WHAT YOU WILL DO:
How many of the lines below include "Kursprogramm"? Give the number and no other words.

RECORDS SUPPLIED:
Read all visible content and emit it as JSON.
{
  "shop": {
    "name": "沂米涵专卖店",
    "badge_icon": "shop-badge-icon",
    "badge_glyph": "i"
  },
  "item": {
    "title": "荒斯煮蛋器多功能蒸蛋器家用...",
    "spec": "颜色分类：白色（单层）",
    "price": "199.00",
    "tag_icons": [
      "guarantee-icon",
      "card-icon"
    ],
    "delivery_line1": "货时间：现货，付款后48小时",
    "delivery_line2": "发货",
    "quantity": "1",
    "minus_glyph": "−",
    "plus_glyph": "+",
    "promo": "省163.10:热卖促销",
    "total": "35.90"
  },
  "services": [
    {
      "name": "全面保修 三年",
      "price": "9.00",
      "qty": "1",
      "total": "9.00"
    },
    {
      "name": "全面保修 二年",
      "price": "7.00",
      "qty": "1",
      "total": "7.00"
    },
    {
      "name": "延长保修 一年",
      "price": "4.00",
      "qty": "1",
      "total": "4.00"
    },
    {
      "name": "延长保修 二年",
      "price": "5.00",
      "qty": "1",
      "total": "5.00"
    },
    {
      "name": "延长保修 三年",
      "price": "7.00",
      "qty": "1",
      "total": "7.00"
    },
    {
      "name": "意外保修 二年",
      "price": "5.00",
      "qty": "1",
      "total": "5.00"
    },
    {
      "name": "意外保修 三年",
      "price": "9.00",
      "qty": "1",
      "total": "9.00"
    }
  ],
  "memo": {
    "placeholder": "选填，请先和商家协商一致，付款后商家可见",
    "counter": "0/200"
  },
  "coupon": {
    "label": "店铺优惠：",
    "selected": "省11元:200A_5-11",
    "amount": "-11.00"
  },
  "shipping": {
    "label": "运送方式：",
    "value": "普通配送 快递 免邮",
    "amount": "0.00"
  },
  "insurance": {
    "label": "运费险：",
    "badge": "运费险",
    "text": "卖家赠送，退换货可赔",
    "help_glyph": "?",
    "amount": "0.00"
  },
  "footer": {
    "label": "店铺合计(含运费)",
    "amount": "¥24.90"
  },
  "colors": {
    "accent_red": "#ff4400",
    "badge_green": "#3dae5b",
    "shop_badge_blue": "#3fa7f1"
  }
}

==

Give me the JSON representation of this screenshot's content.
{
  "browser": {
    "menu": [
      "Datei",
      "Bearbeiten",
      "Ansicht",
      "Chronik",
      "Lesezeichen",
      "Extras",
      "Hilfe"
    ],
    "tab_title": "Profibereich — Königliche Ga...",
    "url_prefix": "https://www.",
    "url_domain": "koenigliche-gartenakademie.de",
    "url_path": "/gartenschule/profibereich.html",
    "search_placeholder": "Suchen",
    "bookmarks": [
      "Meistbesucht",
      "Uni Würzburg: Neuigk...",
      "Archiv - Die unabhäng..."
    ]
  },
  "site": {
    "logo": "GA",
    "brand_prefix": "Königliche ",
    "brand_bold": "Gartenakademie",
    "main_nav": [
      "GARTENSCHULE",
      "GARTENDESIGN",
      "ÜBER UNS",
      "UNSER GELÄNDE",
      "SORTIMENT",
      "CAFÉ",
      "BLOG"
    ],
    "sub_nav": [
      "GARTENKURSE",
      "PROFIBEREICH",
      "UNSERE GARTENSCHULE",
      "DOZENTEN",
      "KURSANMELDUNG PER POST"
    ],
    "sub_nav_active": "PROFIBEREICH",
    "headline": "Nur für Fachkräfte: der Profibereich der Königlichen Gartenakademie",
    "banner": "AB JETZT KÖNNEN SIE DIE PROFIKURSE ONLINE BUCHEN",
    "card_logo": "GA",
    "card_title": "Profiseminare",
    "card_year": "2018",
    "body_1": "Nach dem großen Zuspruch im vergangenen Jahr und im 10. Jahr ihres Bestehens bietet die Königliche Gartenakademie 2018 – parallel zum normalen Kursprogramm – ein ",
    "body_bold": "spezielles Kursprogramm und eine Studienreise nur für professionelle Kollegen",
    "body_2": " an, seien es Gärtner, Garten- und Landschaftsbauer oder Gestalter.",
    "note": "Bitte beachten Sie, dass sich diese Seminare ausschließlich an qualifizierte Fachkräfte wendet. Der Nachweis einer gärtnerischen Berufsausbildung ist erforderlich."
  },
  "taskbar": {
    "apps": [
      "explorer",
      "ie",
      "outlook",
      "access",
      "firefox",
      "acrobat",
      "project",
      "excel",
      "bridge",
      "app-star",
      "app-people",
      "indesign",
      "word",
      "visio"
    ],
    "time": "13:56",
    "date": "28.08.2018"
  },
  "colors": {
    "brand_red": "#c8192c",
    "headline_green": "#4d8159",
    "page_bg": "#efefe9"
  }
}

EXPECTED OUTPUT:
2